===== GIVEN INFORMATION

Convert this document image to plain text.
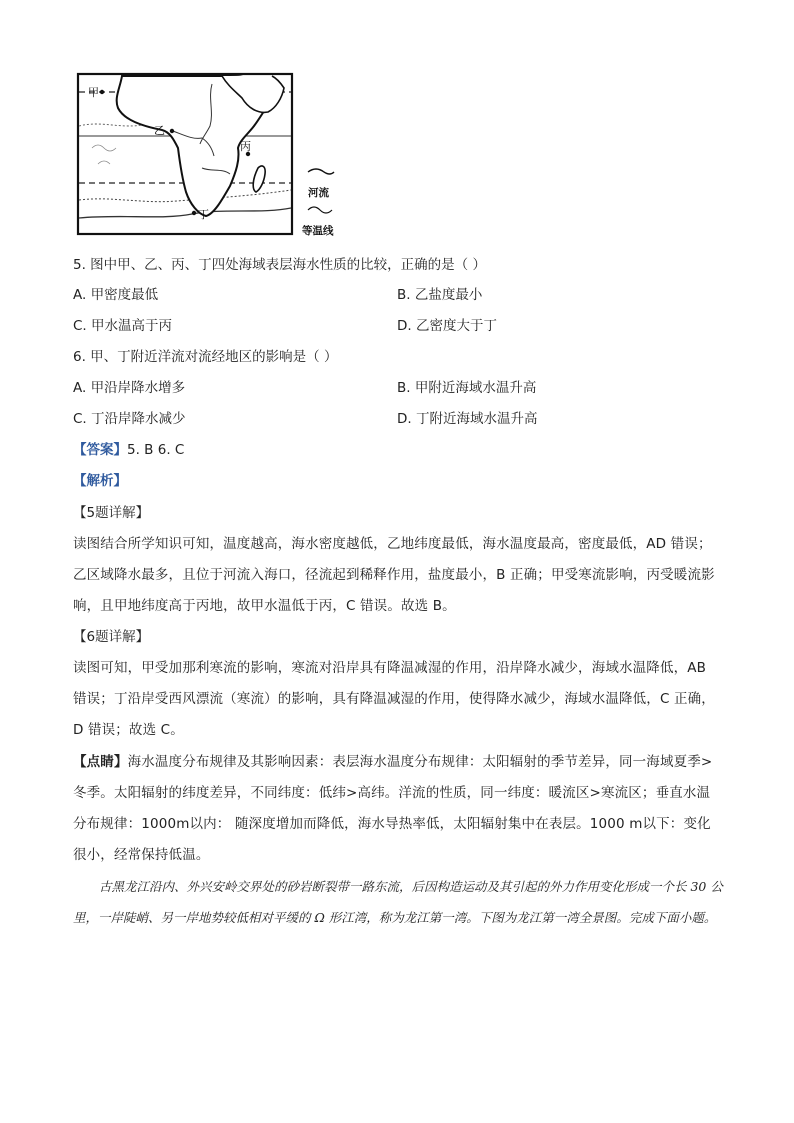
甲
乙
丙
丁
河流
等温线
5. 图中甲、乙、丙、丁四处海域表层海水性质的比较，正确的是（ ）
A. 甲密度最低	B. 乙盐度最小
C. 甲水温高于丙	D. 乙密度大于丁
6. 甲、丁附近洋流对流经地区的影响是（ ）
A. 甲沿岸降水增多	B. 甲附近海域水温升高
C. 丁沿岸降水减少	D. 丁附近海域水温升高
【答案】5. B 6. C
【解析】
【5题详解】
读图结合所学知识可知，温度越高，海水密度越低，乙地纬度最低，海水温度最高，密度最低，AD 错误；乙区域降水最多，且位于河流入海口，径流起到稀释作用，盐度最小，B 正确；甲受寒流影响，丙受暖流影响，且甲地纬度高于丙地，故甲水温低于丙，C 错误。故选 B。
【6题详解】
读图可知，甲受加那利寒流的影响，寒流对沿岸具有降温减湿的作用，沿岸降水减少，海域水温降低，AB 错误；丁沿岸受西风漂流（寒流）的影响，具有降温减湿的作用，使得降水减少，海域水温降低，C 正确，D 错误；故选 C。
【点睛】海水温度分布规律及其影响因素：表层海水温度分布规律：太阳辐射的季节差异，同一海域夏季>冬季。太阳辐射的纬度差异，不同纬度：低纬>高纬。洋流的性质，同一纬度：暖流区>寒流区；垂直水温分布规律：1000m以内： 随深度增加而降低，海水导热率低，太阳辐射集中在表层。1000 m以下：变化很小，经常保持低温。
古黑龙江沿内、外兴安岭交界处的砂岩断裂带一路东流，后因构造运动及其引起的外力作用变化形成一个长 30 公里，一岸陡峭、另一岸地势较低相对平缓的 Ω 形江湾，称为龙江第一湾。下图为龙江第一湾全景图。完成下面小题。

==========

• [WORK TO BE COMPLETED]: All of the records need repeating exactly, except for the pictures.

• [CORRECT ANSWER]:
Convert this document image to plain text.
甲
乙
丙
丁
河流
等温线
5. 图中甲、乙、丙、丁四处海域表层海水性质的比较，正确的是（ ）
A. 甲密度最低	B. 乙盐度最小
C. 甲水温高于丙	D. 乙密度大于丁
6. 甲、丁附近洋流对流经地区的影响是（ ）
A. 甲沿岸降水增多	B. 甲附近海域水温升高
C. 丁沿岸降水减少	D. 丁附近海域水温升高
【答案】5. B 6. C
【解析】
【5题详解】
读图结合所学知识可知，温度越高，海水密度越低，乙地纬度最低，海水温度最高，密度最低，AD 错误；乙区域降水最多，且位于河流入海口，径流起到稀释作用，盐度最小，B 正确；甲受寒流影响，丙受暖流影响，且甲地纬度高于丙地，故甲水温低于丙，C 错误。故选 B。
【6题详解】
读图可知，甲受加那利寒流的影响，寒流对沿岸具有降温减湿的作用，沿岸降水减少，海域水温降低，AB 错误；丁沿岸受西风漂流（寒流）的影响，具有降温减湿的作用，使得降水减少，海域水温降低，C 正确，D 错误；故选 C。
【点睛】海水温度分布规律及其影响因素：表层海水温度分布规律：太阳辐射的季节差异，同一海域夏季>冬季。太阳辐射的纬度差异，不同纬度：低纬>高纬。洋流的性质，同一纬度：暖流区>寒流区；垂直水温分布规律：1000m以内： 随深度增加而降低，海水导热率低，太阳辐射集中在表层。1000 m以下：变化很小，经常保持低温。
古黑龙江沿内、外兴安岭交界处的砂岩断裂带一路东流，后因构造运动及其引起的外力作用变化形成一个长 30 公里，一岸陡峭、另一岸地势较低相对平缓的 Ω 形江湾，称为龙江第一湾。下图为龙江第一湾全景图。完成下面小题。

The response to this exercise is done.